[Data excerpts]
■ ■ ■ ■ ■ ■ ■

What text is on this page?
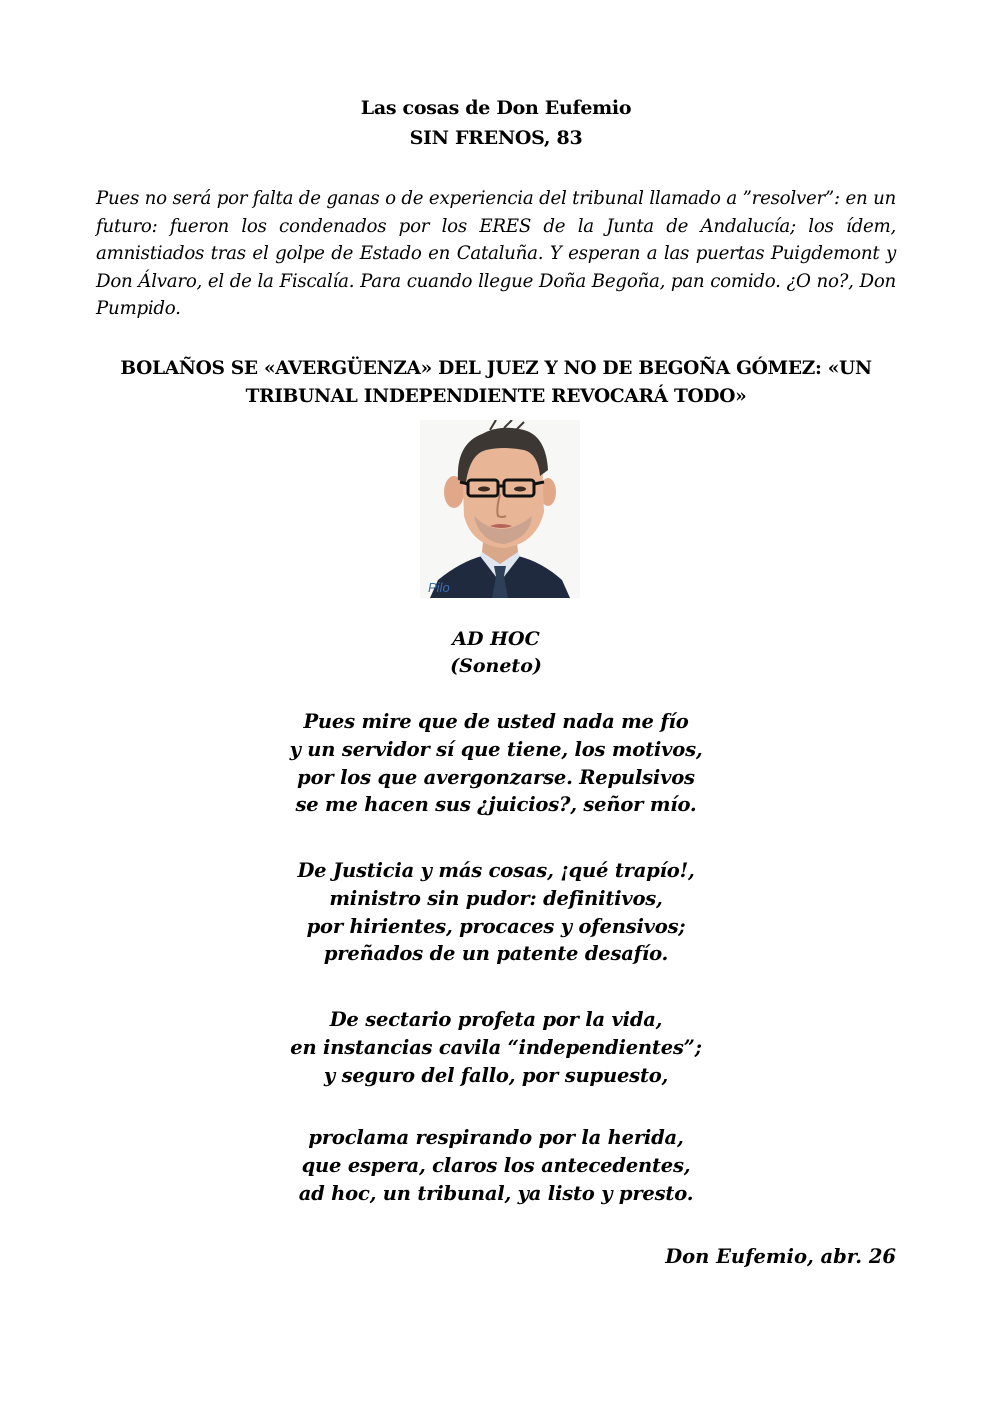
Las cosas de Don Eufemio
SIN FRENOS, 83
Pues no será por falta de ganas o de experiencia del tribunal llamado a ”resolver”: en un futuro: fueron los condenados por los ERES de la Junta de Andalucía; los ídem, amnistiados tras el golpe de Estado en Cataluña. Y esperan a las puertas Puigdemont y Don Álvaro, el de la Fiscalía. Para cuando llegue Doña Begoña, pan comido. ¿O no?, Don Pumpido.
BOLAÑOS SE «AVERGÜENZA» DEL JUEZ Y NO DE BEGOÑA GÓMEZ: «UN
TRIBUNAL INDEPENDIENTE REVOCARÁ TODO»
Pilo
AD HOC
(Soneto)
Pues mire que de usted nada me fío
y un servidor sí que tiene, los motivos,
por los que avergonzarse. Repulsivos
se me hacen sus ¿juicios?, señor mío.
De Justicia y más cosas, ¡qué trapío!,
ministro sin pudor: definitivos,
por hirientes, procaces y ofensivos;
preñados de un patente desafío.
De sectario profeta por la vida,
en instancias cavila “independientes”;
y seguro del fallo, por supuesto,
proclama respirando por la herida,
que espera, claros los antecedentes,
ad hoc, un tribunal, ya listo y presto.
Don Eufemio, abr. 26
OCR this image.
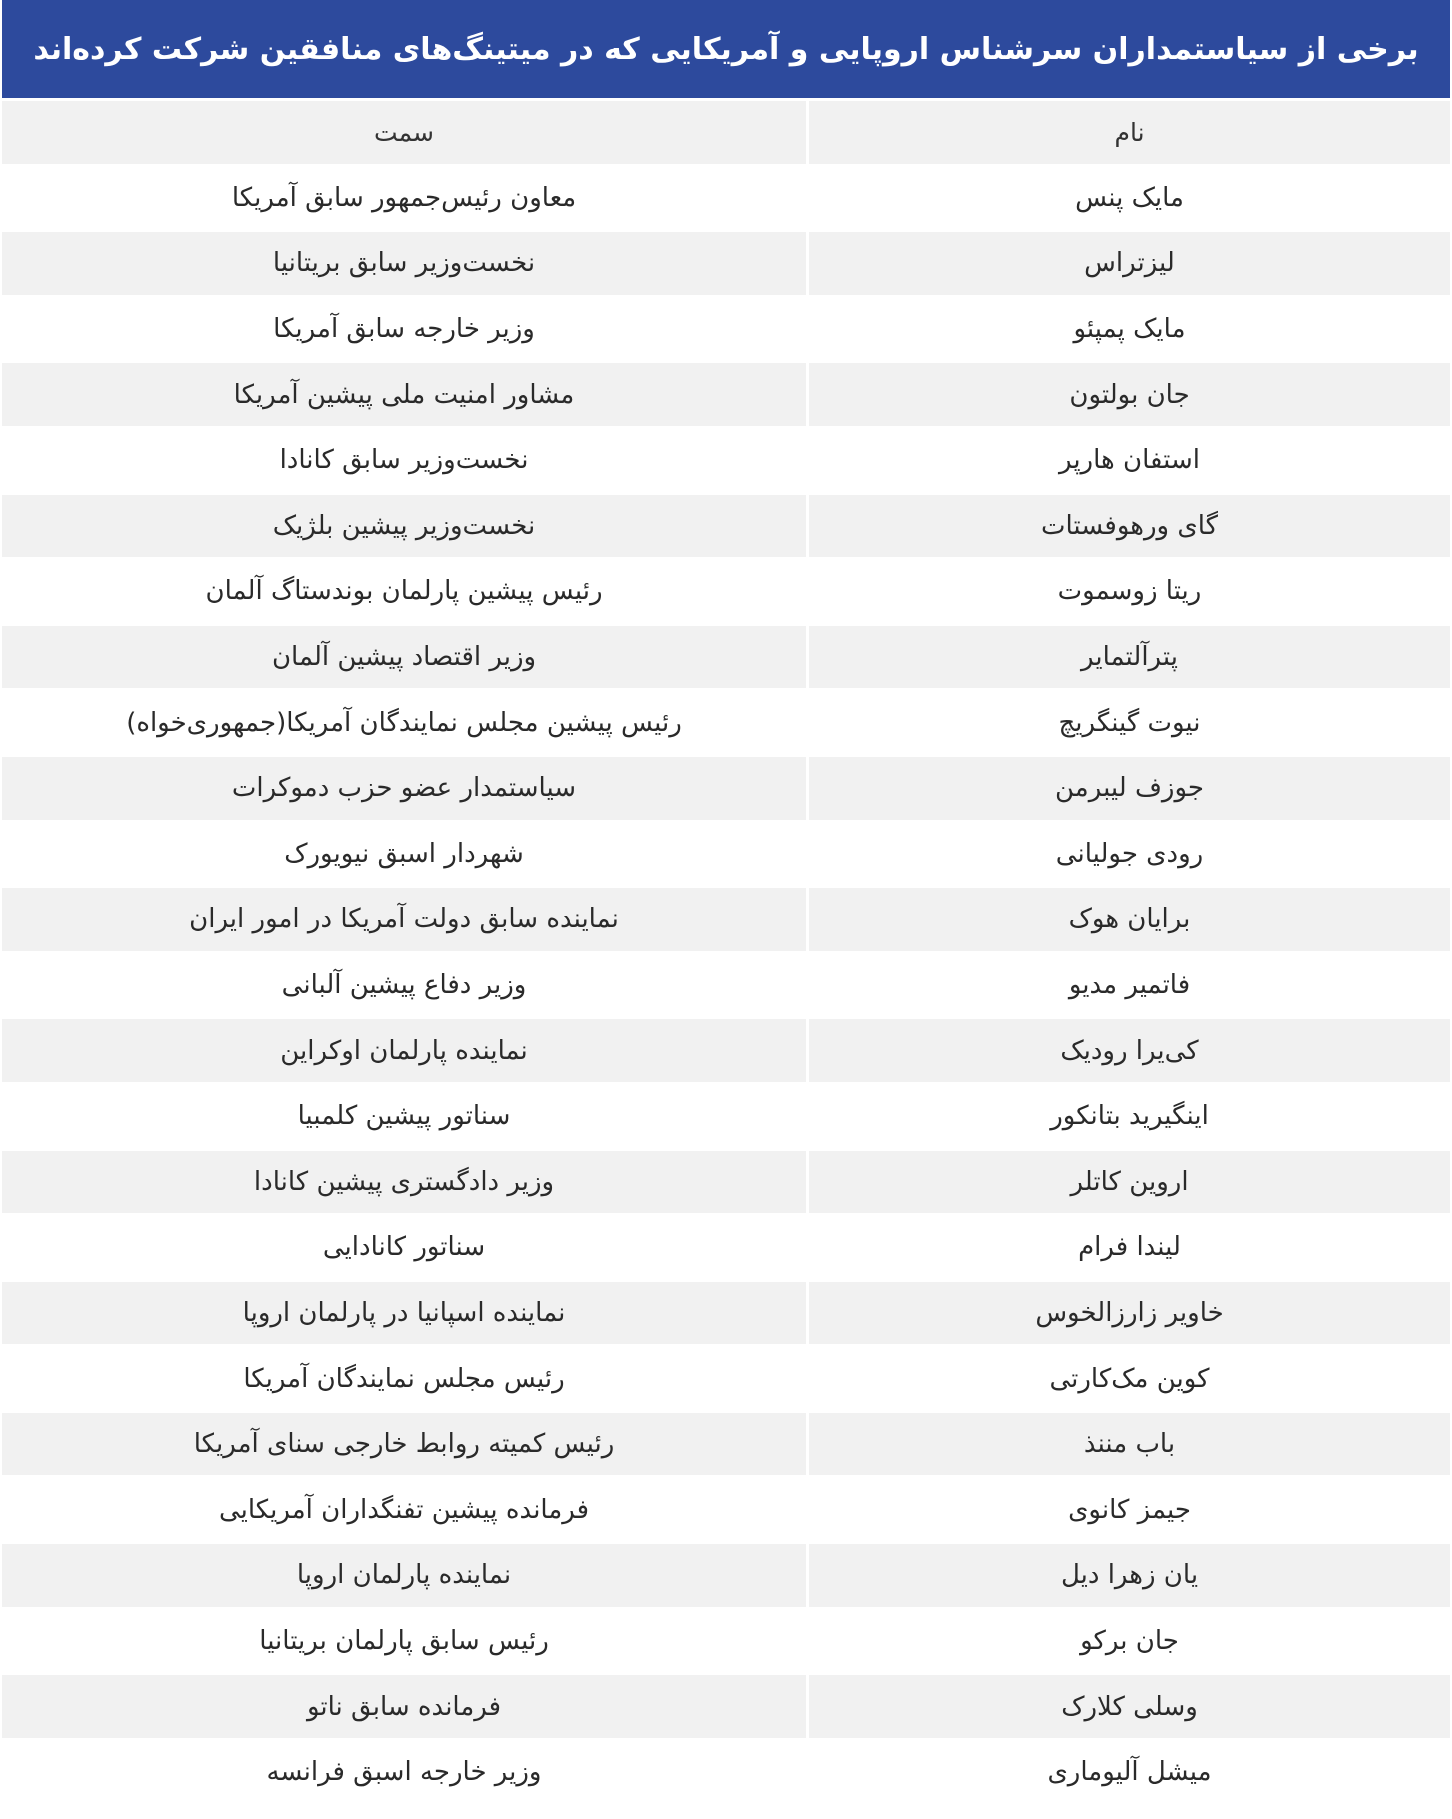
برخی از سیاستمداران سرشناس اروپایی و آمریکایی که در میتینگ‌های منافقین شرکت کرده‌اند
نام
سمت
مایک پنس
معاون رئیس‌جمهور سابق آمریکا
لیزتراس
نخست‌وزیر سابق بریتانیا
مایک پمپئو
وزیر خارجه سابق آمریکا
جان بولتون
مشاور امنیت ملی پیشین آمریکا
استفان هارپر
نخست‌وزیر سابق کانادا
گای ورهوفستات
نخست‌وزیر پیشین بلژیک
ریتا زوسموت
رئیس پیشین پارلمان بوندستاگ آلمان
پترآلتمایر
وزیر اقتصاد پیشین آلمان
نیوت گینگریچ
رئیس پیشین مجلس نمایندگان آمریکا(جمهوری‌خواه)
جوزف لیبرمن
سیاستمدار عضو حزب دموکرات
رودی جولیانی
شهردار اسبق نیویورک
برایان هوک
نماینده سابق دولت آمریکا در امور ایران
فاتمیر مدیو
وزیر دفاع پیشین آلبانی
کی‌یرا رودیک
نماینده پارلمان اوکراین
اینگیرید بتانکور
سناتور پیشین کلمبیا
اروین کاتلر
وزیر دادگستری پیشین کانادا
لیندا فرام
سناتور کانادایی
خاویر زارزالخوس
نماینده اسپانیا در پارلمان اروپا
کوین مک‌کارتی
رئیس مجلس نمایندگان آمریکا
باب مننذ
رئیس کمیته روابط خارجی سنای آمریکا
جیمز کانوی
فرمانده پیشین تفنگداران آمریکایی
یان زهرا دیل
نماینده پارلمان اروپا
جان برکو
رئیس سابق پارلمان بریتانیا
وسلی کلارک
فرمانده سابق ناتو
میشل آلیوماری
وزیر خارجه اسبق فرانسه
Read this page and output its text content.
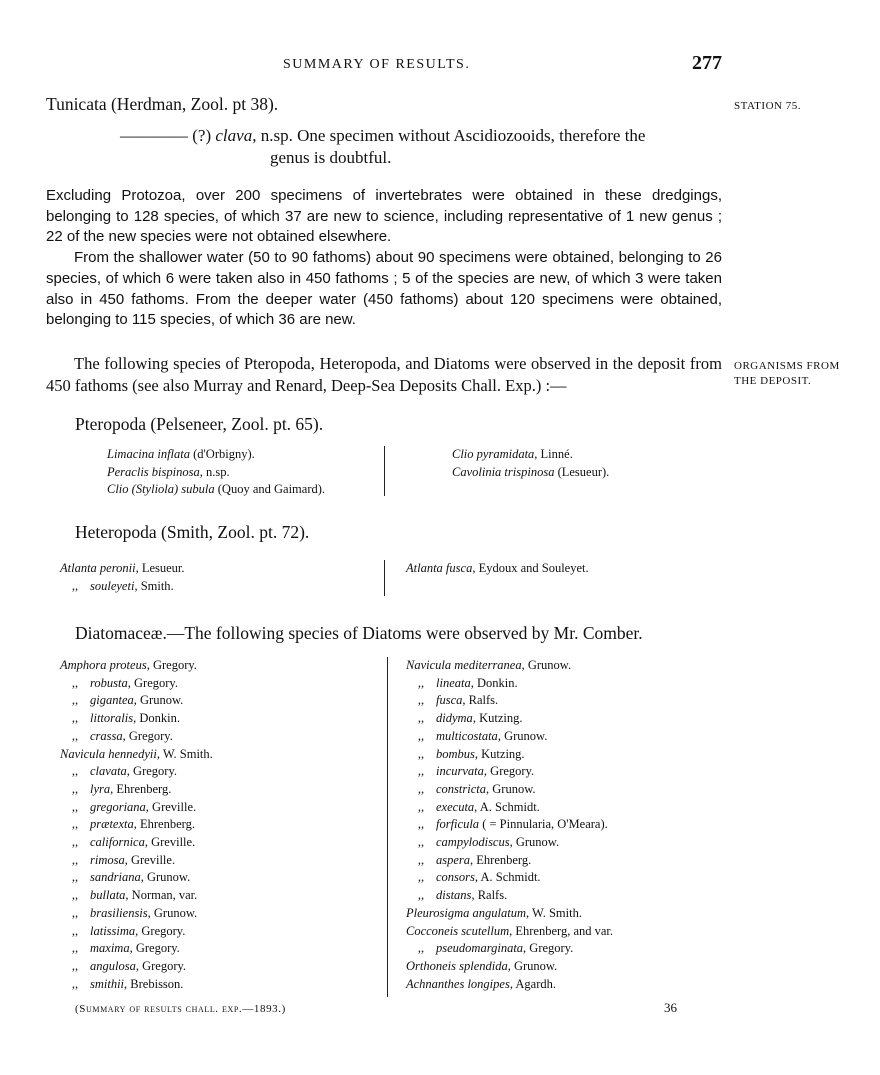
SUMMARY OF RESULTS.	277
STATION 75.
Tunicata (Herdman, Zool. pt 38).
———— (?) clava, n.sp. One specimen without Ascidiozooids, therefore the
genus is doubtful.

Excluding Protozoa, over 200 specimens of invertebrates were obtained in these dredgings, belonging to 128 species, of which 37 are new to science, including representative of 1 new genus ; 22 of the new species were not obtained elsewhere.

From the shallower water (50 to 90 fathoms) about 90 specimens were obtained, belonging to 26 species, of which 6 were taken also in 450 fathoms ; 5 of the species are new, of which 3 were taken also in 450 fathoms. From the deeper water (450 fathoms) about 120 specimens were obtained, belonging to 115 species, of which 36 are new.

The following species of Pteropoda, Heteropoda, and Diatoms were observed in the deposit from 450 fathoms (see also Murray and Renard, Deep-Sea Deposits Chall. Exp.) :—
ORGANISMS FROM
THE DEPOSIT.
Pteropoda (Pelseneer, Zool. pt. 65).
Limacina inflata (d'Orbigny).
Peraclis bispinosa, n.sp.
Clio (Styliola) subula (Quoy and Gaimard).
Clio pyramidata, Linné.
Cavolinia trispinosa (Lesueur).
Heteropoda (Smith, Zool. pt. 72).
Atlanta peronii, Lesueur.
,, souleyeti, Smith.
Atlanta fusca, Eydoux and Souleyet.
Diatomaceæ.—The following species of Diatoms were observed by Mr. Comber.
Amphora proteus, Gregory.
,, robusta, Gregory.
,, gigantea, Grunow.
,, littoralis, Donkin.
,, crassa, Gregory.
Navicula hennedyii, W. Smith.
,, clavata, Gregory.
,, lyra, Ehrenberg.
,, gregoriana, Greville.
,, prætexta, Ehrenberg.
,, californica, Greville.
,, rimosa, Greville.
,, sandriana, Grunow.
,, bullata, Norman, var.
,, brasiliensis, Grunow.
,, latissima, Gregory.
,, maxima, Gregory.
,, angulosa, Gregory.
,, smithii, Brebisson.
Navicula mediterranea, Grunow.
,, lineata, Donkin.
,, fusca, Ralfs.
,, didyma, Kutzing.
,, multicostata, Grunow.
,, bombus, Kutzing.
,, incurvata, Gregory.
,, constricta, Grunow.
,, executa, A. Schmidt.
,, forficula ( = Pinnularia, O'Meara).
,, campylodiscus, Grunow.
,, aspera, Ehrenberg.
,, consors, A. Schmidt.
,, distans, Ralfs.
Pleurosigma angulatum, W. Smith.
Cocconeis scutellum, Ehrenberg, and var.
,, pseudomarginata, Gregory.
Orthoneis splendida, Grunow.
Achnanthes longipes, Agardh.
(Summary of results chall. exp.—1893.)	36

■ ■ ■ ■ ■ ■ ■

#### Your instructions
Gather from the data above every line with the string "نماینده".

#### Full solution
نماینده سابق دولت آمریکا در امور ایران
نماینده پارلمان اوکراین
نماینده اسپانیا در پارلمان اروپا
نماینده پارلمان اروپا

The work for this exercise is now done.